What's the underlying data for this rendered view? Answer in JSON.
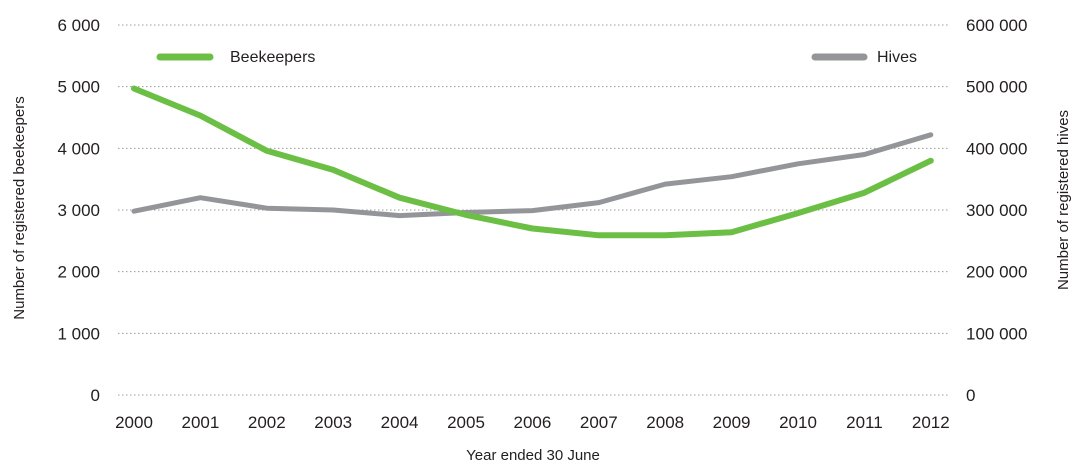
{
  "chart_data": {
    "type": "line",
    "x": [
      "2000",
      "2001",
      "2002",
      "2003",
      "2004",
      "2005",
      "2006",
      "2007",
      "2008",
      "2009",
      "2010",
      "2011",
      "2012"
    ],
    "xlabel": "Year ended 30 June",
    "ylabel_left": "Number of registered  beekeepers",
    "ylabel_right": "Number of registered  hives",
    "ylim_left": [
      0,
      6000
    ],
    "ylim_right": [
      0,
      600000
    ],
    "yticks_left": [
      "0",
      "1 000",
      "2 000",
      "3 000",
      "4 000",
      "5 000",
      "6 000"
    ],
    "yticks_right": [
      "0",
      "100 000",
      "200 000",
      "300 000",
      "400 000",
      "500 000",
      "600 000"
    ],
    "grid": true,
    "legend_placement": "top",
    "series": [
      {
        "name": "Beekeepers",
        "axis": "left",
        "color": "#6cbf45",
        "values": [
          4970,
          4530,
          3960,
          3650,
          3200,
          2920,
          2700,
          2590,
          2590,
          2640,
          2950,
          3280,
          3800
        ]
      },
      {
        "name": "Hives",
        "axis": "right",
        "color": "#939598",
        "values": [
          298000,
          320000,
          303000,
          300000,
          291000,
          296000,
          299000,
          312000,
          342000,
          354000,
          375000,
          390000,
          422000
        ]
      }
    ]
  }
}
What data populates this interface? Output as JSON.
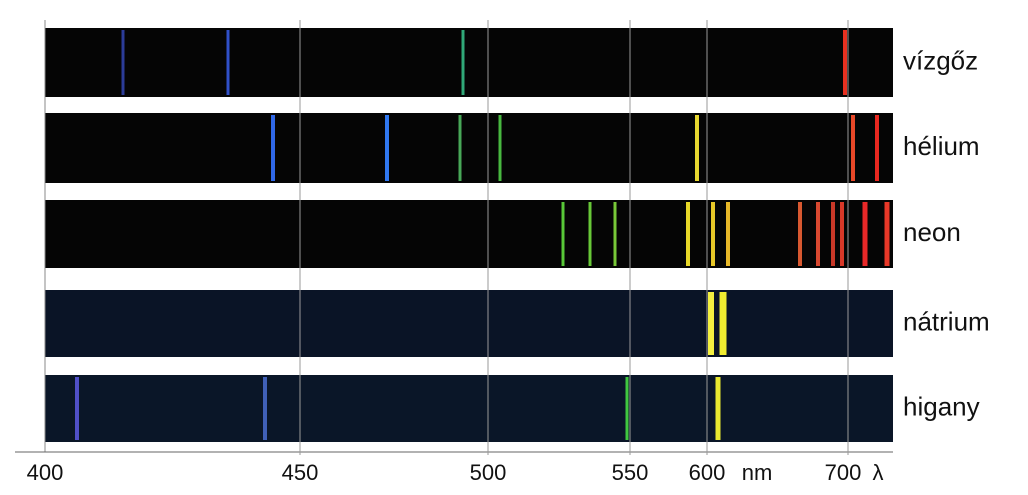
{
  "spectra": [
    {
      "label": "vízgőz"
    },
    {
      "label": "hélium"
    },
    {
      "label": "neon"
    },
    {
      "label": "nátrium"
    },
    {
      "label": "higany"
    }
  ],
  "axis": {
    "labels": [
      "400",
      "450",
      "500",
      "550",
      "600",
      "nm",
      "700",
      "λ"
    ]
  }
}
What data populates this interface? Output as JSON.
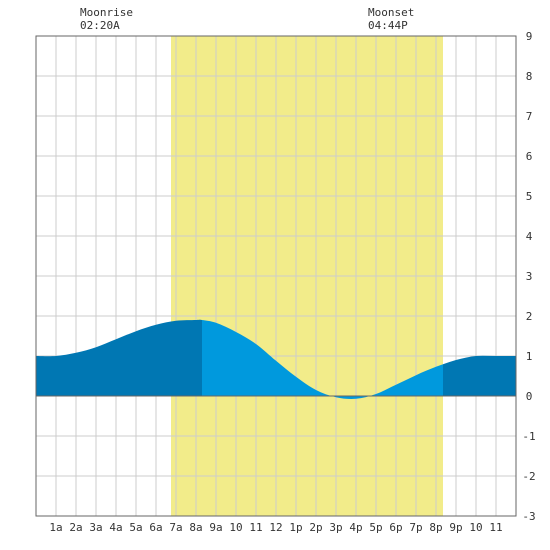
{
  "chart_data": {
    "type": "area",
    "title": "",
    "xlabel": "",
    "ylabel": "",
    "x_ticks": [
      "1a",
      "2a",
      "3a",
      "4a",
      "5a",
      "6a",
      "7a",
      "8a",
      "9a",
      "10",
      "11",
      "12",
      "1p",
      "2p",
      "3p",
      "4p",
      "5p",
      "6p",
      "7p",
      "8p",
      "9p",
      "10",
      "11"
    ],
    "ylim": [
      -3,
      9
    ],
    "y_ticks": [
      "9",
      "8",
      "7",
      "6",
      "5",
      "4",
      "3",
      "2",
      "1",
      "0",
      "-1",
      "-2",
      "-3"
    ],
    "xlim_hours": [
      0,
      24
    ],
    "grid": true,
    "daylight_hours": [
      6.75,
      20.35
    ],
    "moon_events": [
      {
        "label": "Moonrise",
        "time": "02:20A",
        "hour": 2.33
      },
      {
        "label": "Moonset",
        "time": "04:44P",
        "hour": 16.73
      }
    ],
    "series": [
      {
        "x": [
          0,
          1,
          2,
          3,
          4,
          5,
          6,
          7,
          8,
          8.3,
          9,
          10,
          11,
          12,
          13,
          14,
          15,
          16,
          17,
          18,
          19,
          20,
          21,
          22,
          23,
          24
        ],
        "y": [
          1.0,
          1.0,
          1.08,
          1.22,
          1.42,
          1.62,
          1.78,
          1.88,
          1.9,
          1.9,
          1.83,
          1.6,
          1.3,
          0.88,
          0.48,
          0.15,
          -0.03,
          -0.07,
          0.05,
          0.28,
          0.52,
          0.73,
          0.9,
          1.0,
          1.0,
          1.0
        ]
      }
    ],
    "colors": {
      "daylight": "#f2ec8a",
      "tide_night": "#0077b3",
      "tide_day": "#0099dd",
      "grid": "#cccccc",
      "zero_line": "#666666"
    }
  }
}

########################################

GOAL: Copy each line that contains the word "Number".

ANSWER TO THE TASK:
    "ylabel_left": "Number of registered  beekeepers",
    "ylabel_right": "Number of registered  hives",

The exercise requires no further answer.